====== Stored records

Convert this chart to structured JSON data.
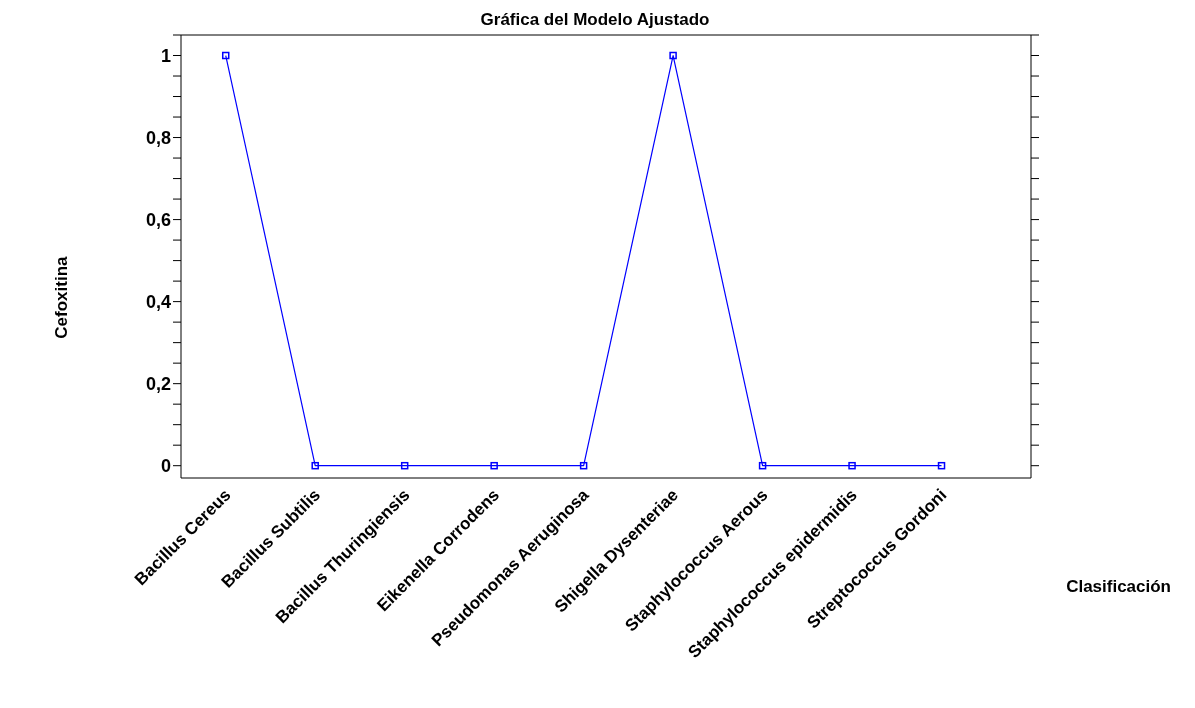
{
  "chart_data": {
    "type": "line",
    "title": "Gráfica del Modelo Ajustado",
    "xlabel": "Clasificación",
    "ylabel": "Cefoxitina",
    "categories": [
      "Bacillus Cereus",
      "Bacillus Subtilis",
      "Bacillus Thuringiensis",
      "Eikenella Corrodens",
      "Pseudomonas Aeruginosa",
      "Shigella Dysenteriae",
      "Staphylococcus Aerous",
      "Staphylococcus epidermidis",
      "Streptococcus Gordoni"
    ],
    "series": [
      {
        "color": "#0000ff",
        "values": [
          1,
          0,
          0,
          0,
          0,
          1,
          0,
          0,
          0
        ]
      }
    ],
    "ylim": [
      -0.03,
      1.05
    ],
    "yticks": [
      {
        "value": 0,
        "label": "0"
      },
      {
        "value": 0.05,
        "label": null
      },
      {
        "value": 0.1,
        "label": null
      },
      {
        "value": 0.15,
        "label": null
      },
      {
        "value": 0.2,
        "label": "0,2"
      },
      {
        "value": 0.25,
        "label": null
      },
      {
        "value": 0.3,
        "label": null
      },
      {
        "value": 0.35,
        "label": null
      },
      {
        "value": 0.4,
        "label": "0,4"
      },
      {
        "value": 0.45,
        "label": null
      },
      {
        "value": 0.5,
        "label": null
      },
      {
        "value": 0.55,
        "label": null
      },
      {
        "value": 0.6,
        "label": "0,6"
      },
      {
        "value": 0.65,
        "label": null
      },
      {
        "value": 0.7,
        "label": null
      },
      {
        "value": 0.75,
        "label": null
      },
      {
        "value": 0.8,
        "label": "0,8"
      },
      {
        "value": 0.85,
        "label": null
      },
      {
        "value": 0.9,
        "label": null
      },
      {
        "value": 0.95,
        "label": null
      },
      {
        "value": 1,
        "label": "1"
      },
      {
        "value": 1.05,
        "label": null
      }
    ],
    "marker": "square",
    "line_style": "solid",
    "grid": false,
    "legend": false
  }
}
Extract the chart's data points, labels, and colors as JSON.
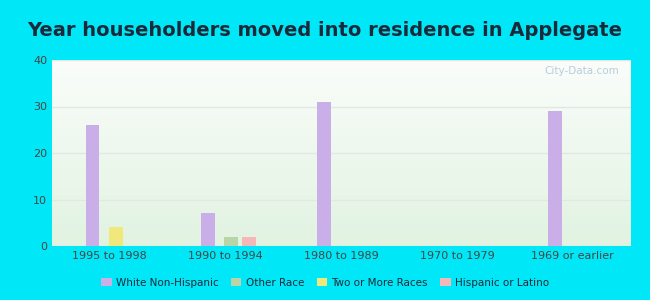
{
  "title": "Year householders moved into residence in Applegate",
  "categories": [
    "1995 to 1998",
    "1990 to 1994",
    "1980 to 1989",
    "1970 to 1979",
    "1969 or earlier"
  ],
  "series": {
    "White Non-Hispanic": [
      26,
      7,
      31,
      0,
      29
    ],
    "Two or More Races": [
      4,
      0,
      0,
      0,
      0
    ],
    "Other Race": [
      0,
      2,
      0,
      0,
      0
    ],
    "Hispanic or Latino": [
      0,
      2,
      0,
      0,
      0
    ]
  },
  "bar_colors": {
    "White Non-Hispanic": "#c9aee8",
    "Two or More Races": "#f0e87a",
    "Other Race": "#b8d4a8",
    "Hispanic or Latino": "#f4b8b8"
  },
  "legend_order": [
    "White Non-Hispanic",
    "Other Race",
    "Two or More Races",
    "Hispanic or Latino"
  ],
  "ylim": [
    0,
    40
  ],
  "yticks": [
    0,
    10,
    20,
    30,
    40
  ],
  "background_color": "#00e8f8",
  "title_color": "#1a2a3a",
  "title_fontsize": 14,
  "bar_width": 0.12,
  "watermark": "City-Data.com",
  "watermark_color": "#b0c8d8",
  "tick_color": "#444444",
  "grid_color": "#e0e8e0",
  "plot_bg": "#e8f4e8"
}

============
====== Stored records

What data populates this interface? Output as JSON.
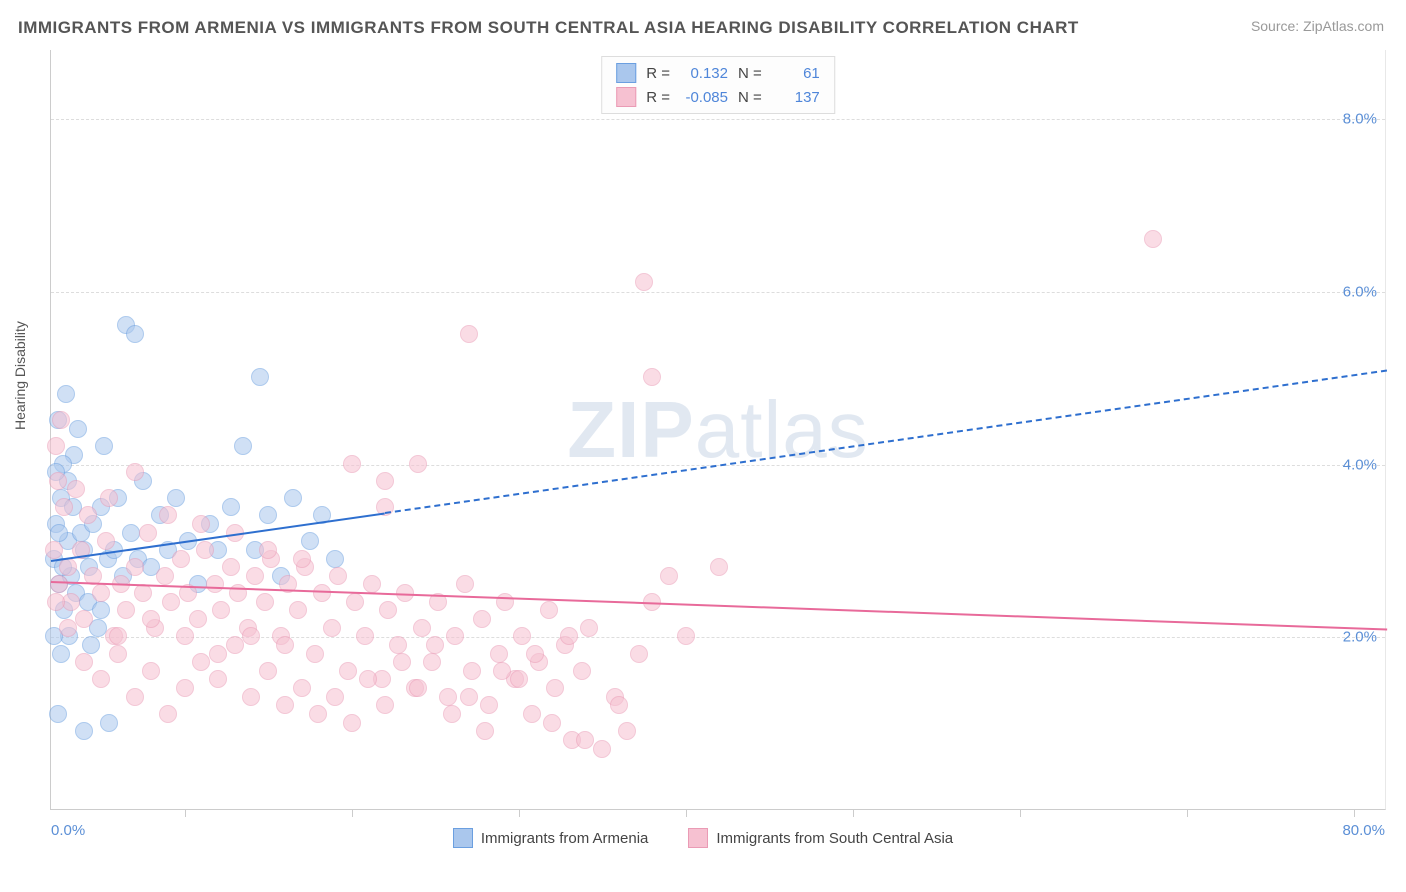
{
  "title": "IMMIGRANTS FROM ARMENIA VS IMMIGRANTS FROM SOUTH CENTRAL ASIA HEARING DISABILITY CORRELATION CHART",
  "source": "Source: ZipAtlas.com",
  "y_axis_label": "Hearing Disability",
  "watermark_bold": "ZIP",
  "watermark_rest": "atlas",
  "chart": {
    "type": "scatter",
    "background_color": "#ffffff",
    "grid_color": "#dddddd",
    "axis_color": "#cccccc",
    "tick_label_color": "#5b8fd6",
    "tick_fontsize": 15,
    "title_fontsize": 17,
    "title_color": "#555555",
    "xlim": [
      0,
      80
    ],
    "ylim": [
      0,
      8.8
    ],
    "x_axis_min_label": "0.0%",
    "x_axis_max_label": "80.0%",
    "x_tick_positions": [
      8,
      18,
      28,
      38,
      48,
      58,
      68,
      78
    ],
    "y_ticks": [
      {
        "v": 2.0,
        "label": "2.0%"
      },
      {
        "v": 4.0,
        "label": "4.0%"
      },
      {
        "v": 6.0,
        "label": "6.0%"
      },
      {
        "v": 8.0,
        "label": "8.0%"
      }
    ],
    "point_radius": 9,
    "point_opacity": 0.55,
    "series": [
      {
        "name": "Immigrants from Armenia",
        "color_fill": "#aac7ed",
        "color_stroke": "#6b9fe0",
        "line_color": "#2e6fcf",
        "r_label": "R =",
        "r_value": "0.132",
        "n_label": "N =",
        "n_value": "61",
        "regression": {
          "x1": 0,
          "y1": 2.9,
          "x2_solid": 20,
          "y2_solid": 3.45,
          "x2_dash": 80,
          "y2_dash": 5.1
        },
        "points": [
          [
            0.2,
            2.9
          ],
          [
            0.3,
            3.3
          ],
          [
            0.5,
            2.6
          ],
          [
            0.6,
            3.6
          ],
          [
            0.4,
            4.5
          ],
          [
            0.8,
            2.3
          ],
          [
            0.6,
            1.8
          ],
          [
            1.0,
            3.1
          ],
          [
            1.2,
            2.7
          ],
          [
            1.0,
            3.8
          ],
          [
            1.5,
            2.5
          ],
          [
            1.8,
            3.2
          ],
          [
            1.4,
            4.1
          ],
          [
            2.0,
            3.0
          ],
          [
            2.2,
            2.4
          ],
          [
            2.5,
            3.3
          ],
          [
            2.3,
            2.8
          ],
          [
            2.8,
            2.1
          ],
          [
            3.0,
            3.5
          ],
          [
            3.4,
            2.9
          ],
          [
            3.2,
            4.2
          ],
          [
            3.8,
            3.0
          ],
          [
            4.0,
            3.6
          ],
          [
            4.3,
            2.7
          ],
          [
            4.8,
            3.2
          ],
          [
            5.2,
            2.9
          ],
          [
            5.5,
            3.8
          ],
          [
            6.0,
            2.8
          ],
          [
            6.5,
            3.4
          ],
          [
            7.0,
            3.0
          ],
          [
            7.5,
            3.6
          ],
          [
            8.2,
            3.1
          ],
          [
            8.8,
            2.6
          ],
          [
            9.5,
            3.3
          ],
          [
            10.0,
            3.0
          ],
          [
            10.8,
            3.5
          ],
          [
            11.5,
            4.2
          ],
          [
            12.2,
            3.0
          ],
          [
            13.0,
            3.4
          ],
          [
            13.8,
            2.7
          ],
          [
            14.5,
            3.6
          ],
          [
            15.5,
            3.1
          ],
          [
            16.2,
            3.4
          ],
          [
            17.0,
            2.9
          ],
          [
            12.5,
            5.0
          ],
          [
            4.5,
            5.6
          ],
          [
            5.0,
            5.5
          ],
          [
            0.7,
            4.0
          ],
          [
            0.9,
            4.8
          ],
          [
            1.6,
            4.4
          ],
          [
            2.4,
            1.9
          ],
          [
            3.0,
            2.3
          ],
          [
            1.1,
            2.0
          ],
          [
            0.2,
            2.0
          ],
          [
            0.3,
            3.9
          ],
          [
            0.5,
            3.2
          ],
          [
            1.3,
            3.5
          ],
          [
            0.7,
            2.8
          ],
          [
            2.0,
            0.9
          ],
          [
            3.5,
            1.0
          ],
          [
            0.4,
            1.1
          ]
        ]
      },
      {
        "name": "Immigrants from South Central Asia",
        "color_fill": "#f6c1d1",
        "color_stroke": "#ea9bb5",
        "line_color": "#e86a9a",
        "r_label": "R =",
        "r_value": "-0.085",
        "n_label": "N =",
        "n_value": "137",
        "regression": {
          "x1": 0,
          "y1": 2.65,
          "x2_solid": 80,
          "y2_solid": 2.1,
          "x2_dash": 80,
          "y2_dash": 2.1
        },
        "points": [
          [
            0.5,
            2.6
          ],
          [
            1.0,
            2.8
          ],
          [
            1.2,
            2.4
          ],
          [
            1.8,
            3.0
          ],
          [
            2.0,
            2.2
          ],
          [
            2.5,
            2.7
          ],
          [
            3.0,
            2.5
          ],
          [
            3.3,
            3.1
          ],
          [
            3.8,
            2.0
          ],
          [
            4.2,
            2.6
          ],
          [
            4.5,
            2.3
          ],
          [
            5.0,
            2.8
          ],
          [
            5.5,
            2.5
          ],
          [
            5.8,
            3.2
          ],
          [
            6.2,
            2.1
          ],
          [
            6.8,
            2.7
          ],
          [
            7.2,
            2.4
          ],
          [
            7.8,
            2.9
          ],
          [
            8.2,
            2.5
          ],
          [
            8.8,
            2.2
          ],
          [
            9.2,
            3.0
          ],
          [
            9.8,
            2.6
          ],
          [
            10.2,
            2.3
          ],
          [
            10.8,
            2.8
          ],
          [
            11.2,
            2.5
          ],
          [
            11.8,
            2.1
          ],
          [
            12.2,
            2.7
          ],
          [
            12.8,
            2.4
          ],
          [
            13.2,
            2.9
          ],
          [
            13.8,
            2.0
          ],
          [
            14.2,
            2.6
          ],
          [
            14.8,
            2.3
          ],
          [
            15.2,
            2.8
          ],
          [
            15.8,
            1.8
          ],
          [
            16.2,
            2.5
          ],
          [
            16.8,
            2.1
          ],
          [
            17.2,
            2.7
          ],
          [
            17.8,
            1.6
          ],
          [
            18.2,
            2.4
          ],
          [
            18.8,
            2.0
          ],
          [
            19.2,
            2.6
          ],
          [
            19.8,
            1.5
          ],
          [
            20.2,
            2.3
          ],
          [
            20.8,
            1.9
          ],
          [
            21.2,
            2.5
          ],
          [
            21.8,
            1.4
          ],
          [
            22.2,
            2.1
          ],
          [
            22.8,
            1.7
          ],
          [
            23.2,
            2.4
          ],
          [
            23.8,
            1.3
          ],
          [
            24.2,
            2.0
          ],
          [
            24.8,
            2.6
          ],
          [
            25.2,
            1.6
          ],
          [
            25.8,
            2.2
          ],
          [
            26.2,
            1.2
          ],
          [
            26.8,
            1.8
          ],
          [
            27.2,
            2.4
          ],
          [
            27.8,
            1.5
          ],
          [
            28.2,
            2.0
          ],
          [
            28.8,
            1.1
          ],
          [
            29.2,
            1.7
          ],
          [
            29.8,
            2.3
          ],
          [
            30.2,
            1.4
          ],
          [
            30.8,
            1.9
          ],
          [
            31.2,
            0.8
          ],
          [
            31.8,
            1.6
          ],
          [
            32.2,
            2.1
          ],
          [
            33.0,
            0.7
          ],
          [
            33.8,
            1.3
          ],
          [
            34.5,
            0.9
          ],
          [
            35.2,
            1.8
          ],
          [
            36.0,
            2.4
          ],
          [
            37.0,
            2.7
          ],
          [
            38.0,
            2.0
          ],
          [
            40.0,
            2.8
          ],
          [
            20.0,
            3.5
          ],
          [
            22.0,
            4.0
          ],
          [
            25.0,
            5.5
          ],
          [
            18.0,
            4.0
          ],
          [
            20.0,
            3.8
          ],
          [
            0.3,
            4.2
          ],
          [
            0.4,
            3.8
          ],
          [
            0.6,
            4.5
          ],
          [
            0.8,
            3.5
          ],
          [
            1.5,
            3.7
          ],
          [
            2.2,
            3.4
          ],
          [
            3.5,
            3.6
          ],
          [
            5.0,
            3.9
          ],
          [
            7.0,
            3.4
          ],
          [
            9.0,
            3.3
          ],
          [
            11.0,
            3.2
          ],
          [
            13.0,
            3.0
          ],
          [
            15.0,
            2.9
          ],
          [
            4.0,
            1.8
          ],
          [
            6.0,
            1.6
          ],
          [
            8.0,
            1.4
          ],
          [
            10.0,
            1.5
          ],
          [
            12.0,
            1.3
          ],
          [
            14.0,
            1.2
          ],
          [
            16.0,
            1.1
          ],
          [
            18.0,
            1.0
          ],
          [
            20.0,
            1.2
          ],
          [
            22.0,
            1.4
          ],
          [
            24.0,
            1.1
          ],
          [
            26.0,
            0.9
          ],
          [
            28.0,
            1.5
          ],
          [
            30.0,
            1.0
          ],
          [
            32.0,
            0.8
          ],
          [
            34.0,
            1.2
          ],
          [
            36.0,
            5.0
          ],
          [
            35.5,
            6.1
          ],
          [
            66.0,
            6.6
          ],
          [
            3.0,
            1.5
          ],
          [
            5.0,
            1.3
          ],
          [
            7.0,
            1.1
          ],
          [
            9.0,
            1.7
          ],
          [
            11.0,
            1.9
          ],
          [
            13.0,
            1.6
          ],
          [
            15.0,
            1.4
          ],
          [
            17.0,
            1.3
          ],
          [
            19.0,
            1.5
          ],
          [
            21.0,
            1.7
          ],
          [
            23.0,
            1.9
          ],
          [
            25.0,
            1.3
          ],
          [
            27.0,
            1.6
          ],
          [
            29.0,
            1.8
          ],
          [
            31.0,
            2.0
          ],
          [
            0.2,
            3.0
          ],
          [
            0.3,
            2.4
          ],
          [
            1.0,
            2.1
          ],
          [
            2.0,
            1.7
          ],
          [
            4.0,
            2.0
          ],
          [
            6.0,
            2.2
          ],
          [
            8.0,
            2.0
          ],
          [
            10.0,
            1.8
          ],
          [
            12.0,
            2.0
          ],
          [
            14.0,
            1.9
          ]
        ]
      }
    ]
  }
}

============

(What to produce) Search the lines for the string "Hispanic" and copy every line that has it.

(Exercise response)
    "White Non-Hispanic": [
    "Hispanic or Latino": [
    "White Non-Hispanic": "#c9aee8",
    "Hispanic or Latino": "#f4b8b8"
    "White Non-Hispanic",
    "Hispanic or Latino"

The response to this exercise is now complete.